Below is a block of records. Copy every line in it that contains the word "View".
— start Dataset —
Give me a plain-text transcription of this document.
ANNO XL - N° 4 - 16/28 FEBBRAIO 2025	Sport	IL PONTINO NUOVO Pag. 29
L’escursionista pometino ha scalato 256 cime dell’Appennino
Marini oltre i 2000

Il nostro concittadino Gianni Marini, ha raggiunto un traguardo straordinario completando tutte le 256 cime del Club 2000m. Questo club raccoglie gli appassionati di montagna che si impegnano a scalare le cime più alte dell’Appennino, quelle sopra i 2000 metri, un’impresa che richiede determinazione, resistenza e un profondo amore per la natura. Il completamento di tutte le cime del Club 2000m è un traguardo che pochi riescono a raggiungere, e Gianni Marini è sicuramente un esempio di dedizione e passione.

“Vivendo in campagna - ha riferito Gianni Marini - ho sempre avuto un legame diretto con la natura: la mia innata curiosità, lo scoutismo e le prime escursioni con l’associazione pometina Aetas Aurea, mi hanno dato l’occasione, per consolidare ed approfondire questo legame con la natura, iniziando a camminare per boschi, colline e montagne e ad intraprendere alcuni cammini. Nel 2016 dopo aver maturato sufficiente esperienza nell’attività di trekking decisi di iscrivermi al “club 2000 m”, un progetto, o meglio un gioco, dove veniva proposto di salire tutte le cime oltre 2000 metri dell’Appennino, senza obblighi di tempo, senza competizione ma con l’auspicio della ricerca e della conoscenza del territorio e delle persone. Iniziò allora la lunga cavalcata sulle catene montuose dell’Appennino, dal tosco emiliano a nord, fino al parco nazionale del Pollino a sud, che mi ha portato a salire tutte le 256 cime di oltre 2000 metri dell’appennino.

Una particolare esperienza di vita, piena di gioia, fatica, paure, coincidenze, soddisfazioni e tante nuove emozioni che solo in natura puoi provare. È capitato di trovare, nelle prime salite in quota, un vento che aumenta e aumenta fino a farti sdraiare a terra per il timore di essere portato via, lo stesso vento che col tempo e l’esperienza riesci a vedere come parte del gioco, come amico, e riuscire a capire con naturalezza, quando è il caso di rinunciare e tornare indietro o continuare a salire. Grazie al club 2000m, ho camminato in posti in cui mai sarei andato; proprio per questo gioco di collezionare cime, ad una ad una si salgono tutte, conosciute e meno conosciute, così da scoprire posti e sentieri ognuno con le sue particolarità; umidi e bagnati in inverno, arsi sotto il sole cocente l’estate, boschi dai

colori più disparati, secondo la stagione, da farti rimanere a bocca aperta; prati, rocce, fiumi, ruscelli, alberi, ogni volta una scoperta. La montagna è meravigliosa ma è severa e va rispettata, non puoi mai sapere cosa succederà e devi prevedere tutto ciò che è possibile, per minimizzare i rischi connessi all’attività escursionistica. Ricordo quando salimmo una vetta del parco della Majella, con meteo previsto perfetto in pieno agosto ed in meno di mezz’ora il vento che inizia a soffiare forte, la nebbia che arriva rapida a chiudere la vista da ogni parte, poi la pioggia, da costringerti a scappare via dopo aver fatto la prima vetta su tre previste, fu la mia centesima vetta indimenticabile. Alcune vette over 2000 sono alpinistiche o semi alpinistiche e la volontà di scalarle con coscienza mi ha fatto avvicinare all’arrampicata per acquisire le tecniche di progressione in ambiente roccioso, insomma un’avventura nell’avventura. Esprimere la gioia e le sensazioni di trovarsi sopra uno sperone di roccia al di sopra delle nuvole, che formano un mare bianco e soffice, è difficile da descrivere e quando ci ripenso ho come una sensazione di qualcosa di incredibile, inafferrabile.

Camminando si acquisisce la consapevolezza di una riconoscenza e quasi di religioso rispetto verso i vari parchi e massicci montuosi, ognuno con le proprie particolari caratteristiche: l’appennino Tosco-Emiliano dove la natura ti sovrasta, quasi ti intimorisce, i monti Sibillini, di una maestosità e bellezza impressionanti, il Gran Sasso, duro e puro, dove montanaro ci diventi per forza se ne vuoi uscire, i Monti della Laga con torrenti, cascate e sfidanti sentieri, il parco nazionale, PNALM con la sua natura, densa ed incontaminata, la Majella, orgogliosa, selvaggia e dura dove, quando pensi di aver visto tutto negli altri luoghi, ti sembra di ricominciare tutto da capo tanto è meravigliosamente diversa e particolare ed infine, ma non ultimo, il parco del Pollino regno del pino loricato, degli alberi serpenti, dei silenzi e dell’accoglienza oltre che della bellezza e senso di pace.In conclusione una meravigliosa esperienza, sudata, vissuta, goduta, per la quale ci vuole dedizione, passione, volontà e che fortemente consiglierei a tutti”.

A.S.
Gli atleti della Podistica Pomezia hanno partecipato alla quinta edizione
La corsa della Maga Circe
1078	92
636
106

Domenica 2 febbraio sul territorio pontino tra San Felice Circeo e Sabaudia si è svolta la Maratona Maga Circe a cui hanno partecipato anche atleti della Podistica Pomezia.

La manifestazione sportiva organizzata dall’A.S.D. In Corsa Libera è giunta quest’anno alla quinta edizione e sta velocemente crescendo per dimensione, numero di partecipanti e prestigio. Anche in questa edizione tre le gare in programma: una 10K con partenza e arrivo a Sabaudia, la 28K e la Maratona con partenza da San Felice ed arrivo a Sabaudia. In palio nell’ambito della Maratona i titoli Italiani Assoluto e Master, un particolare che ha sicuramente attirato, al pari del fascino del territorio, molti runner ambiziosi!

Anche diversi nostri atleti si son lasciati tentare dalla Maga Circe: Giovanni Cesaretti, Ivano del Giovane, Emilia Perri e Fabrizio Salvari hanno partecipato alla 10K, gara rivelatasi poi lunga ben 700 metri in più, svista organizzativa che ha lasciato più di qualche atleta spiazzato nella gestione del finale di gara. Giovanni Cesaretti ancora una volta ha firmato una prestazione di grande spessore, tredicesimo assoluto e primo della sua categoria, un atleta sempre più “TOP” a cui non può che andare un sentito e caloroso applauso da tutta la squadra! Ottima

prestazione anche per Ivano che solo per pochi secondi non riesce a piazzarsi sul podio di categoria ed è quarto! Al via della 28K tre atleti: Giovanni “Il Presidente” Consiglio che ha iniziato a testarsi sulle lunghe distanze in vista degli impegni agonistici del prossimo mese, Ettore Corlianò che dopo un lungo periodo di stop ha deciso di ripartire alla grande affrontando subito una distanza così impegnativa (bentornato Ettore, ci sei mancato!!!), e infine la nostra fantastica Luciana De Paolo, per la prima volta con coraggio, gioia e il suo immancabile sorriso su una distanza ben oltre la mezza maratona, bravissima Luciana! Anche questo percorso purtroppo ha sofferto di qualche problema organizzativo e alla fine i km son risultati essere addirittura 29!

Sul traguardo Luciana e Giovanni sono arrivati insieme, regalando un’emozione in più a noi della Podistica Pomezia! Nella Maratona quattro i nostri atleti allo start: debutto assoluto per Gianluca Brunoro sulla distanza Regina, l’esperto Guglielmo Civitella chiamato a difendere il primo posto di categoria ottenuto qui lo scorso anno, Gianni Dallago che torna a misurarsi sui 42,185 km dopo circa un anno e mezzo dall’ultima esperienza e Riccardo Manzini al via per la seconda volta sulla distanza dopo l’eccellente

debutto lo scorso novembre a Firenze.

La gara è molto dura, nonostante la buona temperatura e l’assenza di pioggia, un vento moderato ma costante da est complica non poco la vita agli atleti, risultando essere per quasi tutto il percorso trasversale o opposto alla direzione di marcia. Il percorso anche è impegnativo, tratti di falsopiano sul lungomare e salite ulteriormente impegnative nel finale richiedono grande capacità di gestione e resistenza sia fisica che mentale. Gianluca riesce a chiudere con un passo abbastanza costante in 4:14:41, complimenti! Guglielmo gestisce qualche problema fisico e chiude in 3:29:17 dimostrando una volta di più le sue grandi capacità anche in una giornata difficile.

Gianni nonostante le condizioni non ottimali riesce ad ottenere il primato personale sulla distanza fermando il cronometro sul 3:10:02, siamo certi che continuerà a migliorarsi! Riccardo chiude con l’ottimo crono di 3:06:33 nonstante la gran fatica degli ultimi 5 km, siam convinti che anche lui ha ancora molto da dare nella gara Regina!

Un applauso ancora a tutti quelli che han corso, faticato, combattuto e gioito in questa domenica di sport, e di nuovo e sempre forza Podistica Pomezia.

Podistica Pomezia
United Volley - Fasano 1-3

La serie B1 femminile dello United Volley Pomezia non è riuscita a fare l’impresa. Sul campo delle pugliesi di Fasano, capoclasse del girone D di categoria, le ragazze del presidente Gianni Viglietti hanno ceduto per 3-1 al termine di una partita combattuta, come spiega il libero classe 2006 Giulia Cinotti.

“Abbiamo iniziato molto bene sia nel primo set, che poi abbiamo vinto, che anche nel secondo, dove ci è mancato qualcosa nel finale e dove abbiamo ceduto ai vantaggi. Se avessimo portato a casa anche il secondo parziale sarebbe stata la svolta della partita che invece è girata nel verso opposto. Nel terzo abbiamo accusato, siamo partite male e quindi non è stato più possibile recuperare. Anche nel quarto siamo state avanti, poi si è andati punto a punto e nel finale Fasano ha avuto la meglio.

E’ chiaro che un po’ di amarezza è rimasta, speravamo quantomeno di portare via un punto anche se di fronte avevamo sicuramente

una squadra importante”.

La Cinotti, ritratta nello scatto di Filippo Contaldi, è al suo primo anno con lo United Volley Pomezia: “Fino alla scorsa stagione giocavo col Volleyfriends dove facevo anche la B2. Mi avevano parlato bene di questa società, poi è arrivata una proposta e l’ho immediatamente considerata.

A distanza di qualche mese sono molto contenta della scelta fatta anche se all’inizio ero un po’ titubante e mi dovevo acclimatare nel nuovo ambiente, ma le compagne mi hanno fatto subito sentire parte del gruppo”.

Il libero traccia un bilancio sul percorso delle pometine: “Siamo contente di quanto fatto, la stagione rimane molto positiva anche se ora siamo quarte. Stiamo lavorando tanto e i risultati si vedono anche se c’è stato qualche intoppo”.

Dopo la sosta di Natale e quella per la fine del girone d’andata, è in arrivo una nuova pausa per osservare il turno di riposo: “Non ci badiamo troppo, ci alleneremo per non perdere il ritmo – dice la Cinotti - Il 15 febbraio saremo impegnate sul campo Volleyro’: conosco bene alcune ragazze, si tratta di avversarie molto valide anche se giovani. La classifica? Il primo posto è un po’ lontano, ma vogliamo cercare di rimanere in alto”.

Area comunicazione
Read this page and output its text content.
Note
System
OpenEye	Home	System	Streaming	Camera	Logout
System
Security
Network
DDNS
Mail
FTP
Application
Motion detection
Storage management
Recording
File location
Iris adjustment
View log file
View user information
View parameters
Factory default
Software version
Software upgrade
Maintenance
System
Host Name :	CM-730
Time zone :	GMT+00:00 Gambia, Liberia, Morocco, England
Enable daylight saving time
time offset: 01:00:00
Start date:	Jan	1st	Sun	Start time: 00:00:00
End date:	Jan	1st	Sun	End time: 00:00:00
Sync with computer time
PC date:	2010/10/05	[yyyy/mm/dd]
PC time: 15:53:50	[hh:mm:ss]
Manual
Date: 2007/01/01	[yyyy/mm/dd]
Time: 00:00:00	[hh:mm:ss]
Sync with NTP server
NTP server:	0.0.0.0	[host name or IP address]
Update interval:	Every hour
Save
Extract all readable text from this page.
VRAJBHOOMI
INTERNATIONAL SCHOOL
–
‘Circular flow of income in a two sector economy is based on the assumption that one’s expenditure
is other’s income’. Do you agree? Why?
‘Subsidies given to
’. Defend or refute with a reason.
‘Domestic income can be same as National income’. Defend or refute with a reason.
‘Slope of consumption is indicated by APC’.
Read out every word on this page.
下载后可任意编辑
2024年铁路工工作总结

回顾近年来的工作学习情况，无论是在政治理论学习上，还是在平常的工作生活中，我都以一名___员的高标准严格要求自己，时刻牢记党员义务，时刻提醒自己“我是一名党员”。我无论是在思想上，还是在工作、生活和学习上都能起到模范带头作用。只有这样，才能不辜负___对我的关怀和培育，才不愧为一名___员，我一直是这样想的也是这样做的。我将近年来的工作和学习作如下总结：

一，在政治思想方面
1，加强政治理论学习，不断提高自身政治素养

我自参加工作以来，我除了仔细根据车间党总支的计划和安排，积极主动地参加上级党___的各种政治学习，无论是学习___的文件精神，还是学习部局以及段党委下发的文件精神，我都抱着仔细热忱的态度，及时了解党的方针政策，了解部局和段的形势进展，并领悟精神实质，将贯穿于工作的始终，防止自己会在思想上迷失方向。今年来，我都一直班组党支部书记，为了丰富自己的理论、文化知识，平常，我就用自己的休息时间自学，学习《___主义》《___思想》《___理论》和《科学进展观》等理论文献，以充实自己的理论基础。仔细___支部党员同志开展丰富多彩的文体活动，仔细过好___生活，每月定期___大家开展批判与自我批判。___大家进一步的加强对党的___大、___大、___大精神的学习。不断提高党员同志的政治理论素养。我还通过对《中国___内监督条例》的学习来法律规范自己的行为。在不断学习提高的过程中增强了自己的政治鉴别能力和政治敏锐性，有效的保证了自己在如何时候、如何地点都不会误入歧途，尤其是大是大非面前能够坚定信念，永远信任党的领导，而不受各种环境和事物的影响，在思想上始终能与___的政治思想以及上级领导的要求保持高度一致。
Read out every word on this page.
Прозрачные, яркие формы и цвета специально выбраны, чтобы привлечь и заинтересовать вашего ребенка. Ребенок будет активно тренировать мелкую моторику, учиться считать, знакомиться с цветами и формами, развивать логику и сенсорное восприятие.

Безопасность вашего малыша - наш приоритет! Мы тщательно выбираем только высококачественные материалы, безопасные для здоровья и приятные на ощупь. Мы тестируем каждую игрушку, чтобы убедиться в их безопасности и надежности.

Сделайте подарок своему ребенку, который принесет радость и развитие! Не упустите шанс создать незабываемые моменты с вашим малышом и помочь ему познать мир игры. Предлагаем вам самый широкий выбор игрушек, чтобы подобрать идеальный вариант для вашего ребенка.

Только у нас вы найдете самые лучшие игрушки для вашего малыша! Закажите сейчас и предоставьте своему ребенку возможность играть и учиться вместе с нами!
— end Dataset —
#### [Response below]
View log file
View user information
View parameters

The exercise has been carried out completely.